SHORT PROBLEM :: Every line of the records must be repeated exactly; pictures stay out.
··· MATERIAL SUPPLIED
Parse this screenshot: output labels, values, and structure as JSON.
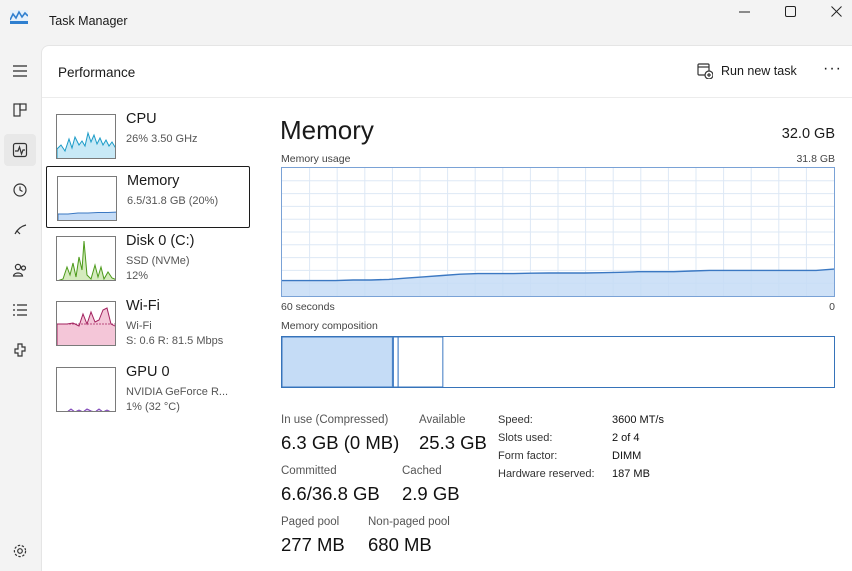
{
  "window": {
    "title": "Task Manager",
    "controls": {
      "minimize": "—",
      "maximize": "☐",
      "close": "✕"
    }
  },
  "nav": {
    "items": [
      {
        "icon": "hamburger-icon"
      },
      {
        "icon": "processes-icon"
      },
      {
        "icon": "performance-icon",
        "active": true
      },
      {
        "icon": "app-history-icon"
      },
      {
        "icon": "startup-apps-icon"
      },
      {
        "icon": "users-icon"
      },
      {
        "icon": "details-icon"
      },
      {
        "icon": "services-icon"
      },
      {
        "icon": "settings-icon"
      }
    ]
  },
  "header": {
    "title": "Performance",
    "run_task_label": "Run new task",
    "more_label": "···"
  },
  "devices": [
    {
      "name": "CPU",
      "sub1": "26%  3.50 GHz",
      "sub2": ""
    },
    {
      "name": "Memory",
      "sub1": "6.5/31.8 GB (20%)",
      "sub2": ""
    },
    {
      "name": "Disk 0 (C:)",
      "sub1": "SSD (NVMe)",
      "sub2": "12%"
    },
    {
      "name": "Wi-Fi",
      "sub1": "Wi-Fi",
      "sub2": "S: 0.6  R: 81.5 Mbps"
    },
    {
      "name": "GPU 0",
      "sub1": "NVIDIA GeForce R...",
      "sub2": "1%  (32 °C)"
    }
  ],
  "memory": {
    "title": "Memory",
    "total": "32.0 GB",
    "usage_label": "Memory usage",
    "usage_max": "31.8 GB",
    "time_left": "60 seconds",
    "time_right": "0",
    "composition_label": "Memory composition",
    "composition": {
      "in_use": 0.2,
      "modified": 0.005,
      "standby": 0.09
    },
    "usage_series": [
      0.12,
      0.12,
      0.12,
      0.12,
      0.125,
      0.125,
      0.13,
      0.14,
      0.15,
      0.16,
      0.17,
      0.175,
      0.175,
      0.175,
      0.178,
      0.18,
      0.18,
      0.18,
      0.182,
      0.185,
      0.19,
      0.19,
      0.19,
      0.195,
      0.2,
      0.2,
      0.2,
      0.2,
      0.2,
      0.2,
      0.2,
      0.21
    ],
    "stats": {
      "in_use_label": "In use (Compressed)",
      "in_use_value": "6.3 GB (0 MB)",
      "available_label": "Available",
      "available_value": "25.3 GB",
      "committed_label": "Committed",
      "committed_value": "6.6/36.8 GB",
      "cached_label": "Cached",
      "cached_value": "2.9 GB",
      "paged_label": "Paged pool",
      "paged_value": "277 MB",
      "nonpaged_label": "Non-paged pool",
      "nonpaged_value": "680 MB"
    },
    "details": [
      {
        "key": "Speed:",
        "value": "3600 MT/s"
      },
      {
        "key": "Slots used:",
        "value": "2 of 4"
      },
      {
        "key": "Form factor:",
        "value": "DIMM"
      },
      {
        "key": "Hardware reserved:",
        "value": "187 MB"
      }
    ]
  },
  "colors": {
    "memory_line": "#3b78c2",
    "memory_fill": "#c5dcf6",
    "cpu_line": "#1b9bc7",
    "disk_line": "#4c9a1a",
    "wifi_line": "#a2225f",
    "gpu_line": "#7a3fb5"
  }
}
······
ANSWER BELOW ::
Parse this screenshot: output labels, values, and structure as JSON.
{
  "window": {
    "title": "Task Manager",
    "controls": {
      "minimize": "—",
      "maximize": "☐",
      "close": "✕"
    }
  },
  "nav": {
    "items": [
      {
        "icon": "hamburger-icon"
      },
      {
        "icon": "processes-icon"
      },
      {
        "icon": "performance-icon",
        "active": true
      },
      {
        "icon": "app-history-icon"
      },
      {
        "icon": "startup-apps-icon"
      },
      {
        "icon": "users-icon"
      },
      {
        "icon": "details-icon"
      },
      {
        "icon": "services-icon"
      },
      {
        "icon": "settings-icon"
      }
    ]
  },
  "header": {
    "title": "Performance",
    "run_task_label": "Run new task",
    "more_label": "···"
  },
  "devices": [
    {
      "name": "CPU",
      "sub1": "26%  3.50 GHz",
      "sub2": ""
    },
    {
      "name": "Memory",
      "sub1": "6.5/31.8 GB (20%)",
      "sub2": ""
    },
    {
      "name": "Disk 0 (C:)",
      "sub1": "SSD (NVMe)",
      "sub2": "12%"
    },
    {
      "name": "Wi-Fi",
      "sub1": "Wi-Fi",
      "sub2": "S: 0.6  R: 81.5 Mbps"
    },
    {
      "name": "GPU 0",
      "sub1": "NVIDIA GeForce R...",
      "sub2": "1%  (32 °C)"
    }
  ],
  "memory": {
    "title": "Memory",
    "total": "32.0 GB",
    "usage_label": "Memory usage",
    "usage_max": "31.8 GB",
    "time_left": "60 seconds",
    "time_right": "0",
    "composition_label": "Memory composition",
    "composition": {
      "in_use": 0.2,
      "modified": 0.005,
      "standby": 0.09
    },
    "usage_series": [
      0.12,
      0.12,
      0.12,
      0.12,
      0.125,
      0.125,
      0.13,
      0.14,
      0.15,
      0.16,
      0.17,
      0.175,
      0.175,
      0.175,
      0.178,
      0.18,
      0.18,
      0.18,
      0.182,
      0.185,
      0.19,
      0.19,
      0.19,
      0.195,
      0.2,
      0.2,
      0.2,
      0.2,
      0.2,
      0.2,
      0.2,
      0.21
    ],
    "stats": {
      "in_use_label": "In use (Compressed)",
      "in_use_value": "6.3 GB (0 MB)",
      "available_label": "Available",
      "available_value": "25.3 GB",
      "committed_label": "Committed",
      "committed_value": "6.6/36.8 GB",
      "cached_label": "Cached",
      "cached_value": "2.9 GB",
      "paged_label": "Paged pool",
      "paged_value": "277 MB",
      "nonpaged_label": "Non-paged pool",
      "nonpaged_value": "680 MB"
    },
    "details": [
      {
        "key": "Speed:",
        "value": "3600 MT/s"
      },
      {
        "key": "Slots used:",
        "value": "2 of 4"
      },
      {
        "key": "Form factor:",
        "value": "DIMM"
      },
      {
        "key": "Hardware reserved:",
        "value": "187 MB"
      }
    ]
  },
  "colors": {
    "memory_line": "#3b78c2",
    "memory_fill": "#c5dcf6",
    "cpu_line": "#1b9bc7",
    "disk_line": "#4c9a1a",
    "wifi_line": "#a2225f",
    "gpu_line": "#7a3fb5"
  }
}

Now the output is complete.